• DATA:

>> START

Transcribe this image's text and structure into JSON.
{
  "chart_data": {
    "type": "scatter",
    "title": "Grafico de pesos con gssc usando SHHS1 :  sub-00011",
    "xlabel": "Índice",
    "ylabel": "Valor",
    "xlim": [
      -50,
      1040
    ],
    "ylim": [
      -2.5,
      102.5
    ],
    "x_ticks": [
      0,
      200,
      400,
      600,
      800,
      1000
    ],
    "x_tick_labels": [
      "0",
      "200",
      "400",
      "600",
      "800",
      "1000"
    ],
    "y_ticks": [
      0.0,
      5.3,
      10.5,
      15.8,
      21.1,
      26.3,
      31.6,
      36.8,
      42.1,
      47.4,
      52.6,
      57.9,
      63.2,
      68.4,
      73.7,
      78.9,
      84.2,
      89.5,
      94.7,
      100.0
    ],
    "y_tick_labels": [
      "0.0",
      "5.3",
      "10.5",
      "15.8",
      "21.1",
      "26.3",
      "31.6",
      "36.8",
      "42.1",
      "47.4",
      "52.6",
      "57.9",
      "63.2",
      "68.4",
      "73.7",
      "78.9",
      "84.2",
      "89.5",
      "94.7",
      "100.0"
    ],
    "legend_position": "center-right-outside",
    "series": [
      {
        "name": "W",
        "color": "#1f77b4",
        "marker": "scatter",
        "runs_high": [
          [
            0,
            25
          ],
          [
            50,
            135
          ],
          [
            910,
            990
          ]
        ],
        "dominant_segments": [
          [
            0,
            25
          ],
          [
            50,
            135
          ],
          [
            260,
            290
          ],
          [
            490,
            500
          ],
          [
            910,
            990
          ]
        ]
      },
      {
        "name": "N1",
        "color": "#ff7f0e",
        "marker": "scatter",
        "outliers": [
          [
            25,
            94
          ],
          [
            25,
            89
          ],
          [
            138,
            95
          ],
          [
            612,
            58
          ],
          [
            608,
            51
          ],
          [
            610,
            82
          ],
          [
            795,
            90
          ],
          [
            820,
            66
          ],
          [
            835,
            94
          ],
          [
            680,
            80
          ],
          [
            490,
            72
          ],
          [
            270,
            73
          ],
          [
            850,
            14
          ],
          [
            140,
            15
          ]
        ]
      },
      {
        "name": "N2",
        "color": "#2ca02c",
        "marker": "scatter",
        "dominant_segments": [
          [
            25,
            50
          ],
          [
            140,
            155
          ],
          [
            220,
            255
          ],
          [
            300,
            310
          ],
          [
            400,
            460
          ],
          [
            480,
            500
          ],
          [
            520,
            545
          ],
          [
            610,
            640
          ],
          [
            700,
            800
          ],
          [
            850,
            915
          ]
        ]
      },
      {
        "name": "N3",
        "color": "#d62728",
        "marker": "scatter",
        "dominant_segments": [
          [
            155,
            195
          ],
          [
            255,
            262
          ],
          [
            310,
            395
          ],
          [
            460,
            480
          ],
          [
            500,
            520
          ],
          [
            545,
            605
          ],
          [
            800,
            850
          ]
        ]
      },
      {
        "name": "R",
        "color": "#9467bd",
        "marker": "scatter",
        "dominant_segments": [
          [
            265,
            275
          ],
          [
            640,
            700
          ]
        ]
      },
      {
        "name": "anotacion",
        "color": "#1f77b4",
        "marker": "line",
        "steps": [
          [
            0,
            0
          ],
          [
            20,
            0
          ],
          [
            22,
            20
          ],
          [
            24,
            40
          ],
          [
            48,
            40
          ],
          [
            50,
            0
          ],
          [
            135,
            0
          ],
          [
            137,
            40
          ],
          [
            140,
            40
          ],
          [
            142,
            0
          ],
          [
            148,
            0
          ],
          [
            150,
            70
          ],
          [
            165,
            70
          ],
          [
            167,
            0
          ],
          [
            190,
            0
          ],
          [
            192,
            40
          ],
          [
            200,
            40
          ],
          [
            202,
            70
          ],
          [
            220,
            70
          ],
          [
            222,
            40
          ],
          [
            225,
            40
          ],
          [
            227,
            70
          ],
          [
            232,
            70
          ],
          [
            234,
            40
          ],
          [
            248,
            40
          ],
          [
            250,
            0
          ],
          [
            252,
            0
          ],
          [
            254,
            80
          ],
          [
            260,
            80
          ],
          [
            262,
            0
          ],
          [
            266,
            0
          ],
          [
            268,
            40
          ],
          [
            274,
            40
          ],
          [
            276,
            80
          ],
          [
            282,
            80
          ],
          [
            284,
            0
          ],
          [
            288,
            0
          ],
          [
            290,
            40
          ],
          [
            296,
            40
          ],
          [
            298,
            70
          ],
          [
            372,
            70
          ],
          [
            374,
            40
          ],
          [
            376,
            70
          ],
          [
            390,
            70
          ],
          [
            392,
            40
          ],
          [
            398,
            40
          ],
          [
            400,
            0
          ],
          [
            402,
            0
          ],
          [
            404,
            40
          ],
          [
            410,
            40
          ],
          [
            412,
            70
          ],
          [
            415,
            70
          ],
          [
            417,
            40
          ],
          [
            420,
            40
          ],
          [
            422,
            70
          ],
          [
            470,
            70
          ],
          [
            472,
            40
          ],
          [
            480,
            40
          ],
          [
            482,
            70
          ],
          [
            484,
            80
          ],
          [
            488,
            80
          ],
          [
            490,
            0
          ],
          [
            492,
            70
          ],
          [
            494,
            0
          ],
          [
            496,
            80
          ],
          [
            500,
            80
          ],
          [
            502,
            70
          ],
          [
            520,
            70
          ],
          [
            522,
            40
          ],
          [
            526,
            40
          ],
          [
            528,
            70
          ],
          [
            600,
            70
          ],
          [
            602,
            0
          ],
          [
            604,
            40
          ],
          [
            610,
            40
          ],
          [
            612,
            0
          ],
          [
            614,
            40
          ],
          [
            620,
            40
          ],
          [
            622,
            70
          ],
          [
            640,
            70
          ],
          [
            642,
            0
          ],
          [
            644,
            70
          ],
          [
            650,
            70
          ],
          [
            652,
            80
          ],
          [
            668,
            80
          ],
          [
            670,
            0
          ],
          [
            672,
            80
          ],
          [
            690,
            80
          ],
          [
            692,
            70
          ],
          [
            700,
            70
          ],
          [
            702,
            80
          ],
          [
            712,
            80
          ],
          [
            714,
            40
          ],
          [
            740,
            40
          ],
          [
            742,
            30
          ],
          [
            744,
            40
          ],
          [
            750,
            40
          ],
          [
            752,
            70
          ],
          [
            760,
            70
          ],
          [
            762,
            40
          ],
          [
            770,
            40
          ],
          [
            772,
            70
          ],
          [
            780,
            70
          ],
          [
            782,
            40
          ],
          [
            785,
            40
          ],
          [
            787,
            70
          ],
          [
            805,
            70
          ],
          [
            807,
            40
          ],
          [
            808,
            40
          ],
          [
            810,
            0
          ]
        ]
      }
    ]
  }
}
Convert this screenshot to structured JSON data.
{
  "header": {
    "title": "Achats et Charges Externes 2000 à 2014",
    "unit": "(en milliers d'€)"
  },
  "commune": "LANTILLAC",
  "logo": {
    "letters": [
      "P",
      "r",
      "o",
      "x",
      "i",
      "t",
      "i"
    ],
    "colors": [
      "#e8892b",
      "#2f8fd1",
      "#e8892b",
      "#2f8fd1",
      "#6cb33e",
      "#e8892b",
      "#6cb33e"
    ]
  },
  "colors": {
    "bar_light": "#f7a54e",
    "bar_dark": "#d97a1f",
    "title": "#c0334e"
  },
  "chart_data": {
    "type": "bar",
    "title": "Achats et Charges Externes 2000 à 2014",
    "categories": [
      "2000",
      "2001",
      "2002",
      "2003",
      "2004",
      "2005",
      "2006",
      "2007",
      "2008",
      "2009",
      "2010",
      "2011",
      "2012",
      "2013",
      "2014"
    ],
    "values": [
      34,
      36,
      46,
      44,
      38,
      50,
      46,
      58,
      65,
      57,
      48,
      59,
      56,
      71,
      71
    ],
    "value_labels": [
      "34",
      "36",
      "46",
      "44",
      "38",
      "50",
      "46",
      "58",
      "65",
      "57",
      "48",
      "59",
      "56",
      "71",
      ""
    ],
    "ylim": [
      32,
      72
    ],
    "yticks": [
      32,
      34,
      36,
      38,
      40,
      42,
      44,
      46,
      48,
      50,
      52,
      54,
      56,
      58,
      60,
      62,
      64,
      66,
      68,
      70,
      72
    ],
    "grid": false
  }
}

>> END

• WHAT YOU HAVE TO DO: Search the records for the string "JSON" and return every line in which it occurs.

• SOLUTION FOR THIS TASK:
Transcribe this image's text and structure into JSON.
Convert this screenshot to structured JSON data.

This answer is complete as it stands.